(Dataset records)
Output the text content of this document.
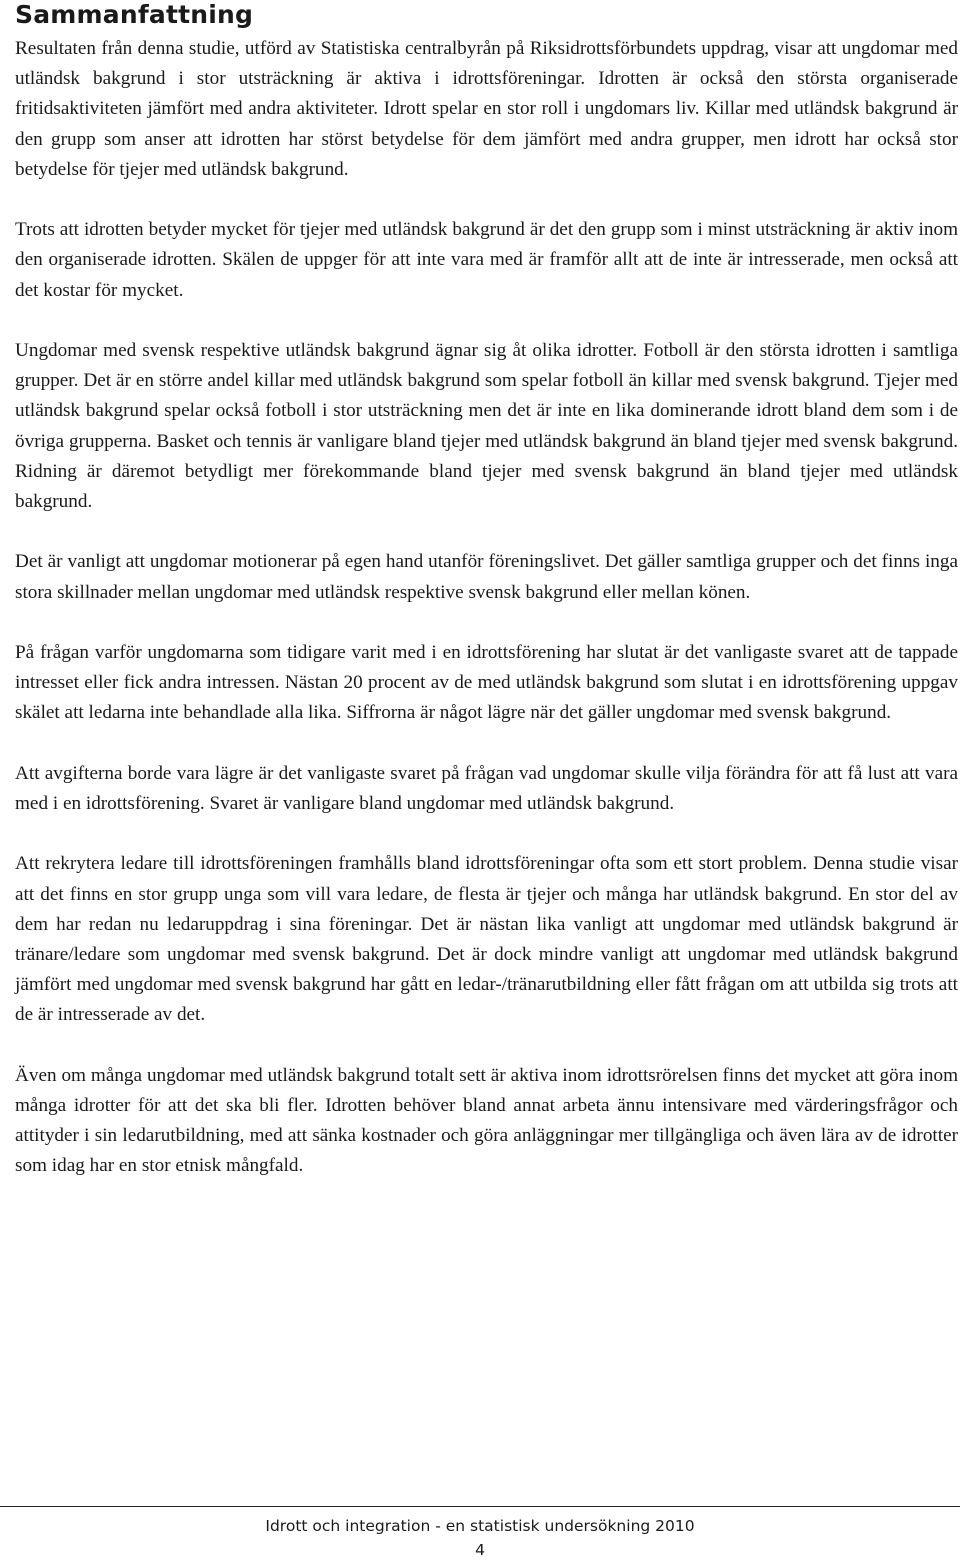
Sammanfattning

Resultaten från denna studie, utförd av Statistiska centralbyrån på Riksidrottsförbundets uppdrag, visar att ungdomar med utländsk bakgrund i stor utsträckning är aktiva i idrottsföreningar. Idrotten är också den största organiserade fritidsaktiviteten jämfört med andra aktiviteter. Idrott spelar en stor roll i ungdomars liv. Killar med utländsk bakgrund är den grupp som anser att idrotten har störst betydelse för dem jämfört med andra grupper, men idrott har också stor betydelse för tjejer med utländsk bakgrund.

Trots att idrotten betyder mycket för tjejer med utländsk bakgrund är det den grupp som i minst utsträckning är aktiv inom den organiserade idrotten. Skälen de uppger för att inte vara med är framför allt att de inte är intresserade, men också att det kostar för mycket.

Ungdomar med svensk respektive utländsk bakgrund ägnar sig åt olika idrotter. Fotboll är den största idrotten i samtliga grupper. Det är en större andel killar med utländsk bakgrund som spelar fotboll än killar med svensk bakgrund. Tjejer med utländsk bakgrund spelar också fotboll i stor utsträckning men det är inte en lika dominerande idrott bland dem som i de övriga grupperna. Basket och tennis är vanligare bland tjejer med utländsk bakgrund än bland tjejer med svensk bakgrund. Ridning är däremot betydligt mer förekommande bland tjejer med svensk bakgrund än bland tjejer med utländsk bakgrund.

Det är vanligt att ungdomar motionerar på egen hand utanför föreningslivet. Det gäller samtliga grupper och det finns inga stora skillnader mellan ungdomar med utländsk respektive svensk bakgrund eller mellan könen.

På frågan varför ungdomarna som tidigare varit med i en idrottsförening har slutat är det vanligaste svaret att de tappade intresset eller fick andra intressen. Nästan 20 procent av de med utländsk bakgrund som slutat i en idrottsförening uppgav skälet att ledarna inte behandlade alla lika. Siffrorna är något lägre när det gäller ungdomar med svensk bakgrund.

Att avgifterna borde vara lägre är det vanligaste svaret på frågan vad ungdomar skulle vilja förändra för att få lust att vara med i en idrottsförening. Svaret är vanligare bland ungdomar med utländsk bakgrund.

Att rekrytera ledare till idrottsföreningen framhålls bland idrottsföreningar ofta som ett stort problem. Denna studie visar att det finns en stor grupp unga som vill vara ledare, de flesta är tjejer och många har utländsk bakgrund. En stor del av dem har redan nu ledaruppdrag i sina föreningar. Det är nästan lika vanligt att ungdomar med utländsk bakgrund är tränare/ledare som ungdomar med svensk bakgrund. Det är dock mindre vanligt att ungdomar med utländsk bakgrund jämfört med ungdomar med svensk bakgrund har gått en ledar-/tränarutbildning eller fått frågan om att utbilda sig trots att de är intresserade av det.

Även om många ungdomar med utländsk bakgrund totalt sett är aktiva inom idrottsrörelsen finns det mycket att göra inom många idrotter för att det ska bli fler. Idrotten behöver bland annat arbeta ännu intensivare med värderingsfrågor och attityder i sin ledarutbildning, med att sänka kostnader och göra anläggningar mer tillgängliga och även lära av de idrotter som idag har en stor etnisk mångfald.

Idrott och integration - en statistisk undersökning 2010
4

## Directions for this task
Only lines with the string "andra" belong in your answer; copy each one.

## Exercise result
Resultaten från denna studie, utförd av Statistiska centralbyrån på Riksidrottsförbundets uppdrag, visar att ungdomar med utländsk bakgrund i stor utsträckning är aktiva i idrottsföreningar. Idrotten är också den största organiserade fritidsaktiviteten jämfört med andra aktiviteter. Idrott spelar en stor roll i ungdomars liv. Killar med utländsk bakgrund är den grupp som anser att idrotten har störst betydelse för dem jämfört med andra grupper, men idrott har också stor betydelse för tjejer med utländsk bakgrund.
På frågan varför ungdomarna som tidigare varit med i en idrottsförening har slutat är det vanligaste svaret att de tappade intresset eller fick andra intressen. Nästan 20 procent av de med utländsk bakgrund som slutat i en idrottsförening uppgav skälet att ledarna inte behandlade alla lika. Siffrorna är något lägre när det gäller ungdomar med svensk bakgrund.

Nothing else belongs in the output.